What is needed:
Scan the data for lines with "может" and report the count by itself.

Entries supplied:
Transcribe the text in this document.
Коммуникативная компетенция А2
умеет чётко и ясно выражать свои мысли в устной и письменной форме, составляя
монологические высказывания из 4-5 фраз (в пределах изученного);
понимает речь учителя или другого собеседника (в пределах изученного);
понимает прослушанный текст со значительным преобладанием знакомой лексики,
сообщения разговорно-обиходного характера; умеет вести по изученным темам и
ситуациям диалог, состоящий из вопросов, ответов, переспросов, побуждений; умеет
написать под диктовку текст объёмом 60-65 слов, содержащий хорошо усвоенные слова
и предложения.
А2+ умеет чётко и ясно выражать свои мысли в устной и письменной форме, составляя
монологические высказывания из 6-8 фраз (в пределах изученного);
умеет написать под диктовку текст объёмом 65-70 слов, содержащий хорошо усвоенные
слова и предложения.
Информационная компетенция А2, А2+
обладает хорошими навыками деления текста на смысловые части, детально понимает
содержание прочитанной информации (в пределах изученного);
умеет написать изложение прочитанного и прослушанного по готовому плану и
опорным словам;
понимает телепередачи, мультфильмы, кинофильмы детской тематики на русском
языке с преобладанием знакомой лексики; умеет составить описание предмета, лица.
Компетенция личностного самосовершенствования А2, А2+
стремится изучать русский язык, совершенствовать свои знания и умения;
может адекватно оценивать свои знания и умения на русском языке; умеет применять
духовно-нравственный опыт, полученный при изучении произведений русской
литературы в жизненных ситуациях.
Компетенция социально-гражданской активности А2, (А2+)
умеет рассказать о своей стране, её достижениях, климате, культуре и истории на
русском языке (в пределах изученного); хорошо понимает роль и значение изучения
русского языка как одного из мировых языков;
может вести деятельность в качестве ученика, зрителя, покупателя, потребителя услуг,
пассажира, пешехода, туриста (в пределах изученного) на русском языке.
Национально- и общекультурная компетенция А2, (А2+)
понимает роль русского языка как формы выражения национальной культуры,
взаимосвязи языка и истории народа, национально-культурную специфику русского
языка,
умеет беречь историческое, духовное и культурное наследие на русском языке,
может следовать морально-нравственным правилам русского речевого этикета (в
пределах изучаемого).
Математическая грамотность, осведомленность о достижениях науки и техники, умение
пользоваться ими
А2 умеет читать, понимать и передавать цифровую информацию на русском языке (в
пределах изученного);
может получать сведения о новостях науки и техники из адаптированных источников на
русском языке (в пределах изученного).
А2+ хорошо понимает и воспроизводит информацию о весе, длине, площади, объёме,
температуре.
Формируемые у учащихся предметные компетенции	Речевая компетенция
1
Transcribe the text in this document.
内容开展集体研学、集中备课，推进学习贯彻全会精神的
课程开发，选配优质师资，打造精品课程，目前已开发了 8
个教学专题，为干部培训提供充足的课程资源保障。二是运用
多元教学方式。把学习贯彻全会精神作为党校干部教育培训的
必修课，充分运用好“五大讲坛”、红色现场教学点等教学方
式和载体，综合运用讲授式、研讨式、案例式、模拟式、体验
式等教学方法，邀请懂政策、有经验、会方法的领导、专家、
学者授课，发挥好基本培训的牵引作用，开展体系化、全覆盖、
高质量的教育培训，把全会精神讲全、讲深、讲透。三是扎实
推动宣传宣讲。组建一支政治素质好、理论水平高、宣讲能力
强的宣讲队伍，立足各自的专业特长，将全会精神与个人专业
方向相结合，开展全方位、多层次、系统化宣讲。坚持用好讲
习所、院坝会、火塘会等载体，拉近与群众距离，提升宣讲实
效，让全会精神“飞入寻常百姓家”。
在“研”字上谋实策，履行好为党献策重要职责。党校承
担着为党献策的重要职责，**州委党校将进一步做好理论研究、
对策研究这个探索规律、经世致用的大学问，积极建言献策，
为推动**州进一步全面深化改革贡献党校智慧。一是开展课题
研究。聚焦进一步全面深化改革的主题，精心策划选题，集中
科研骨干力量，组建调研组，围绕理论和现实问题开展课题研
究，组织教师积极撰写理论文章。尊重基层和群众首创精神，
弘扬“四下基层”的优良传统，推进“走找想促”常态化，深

Answer for the task:
4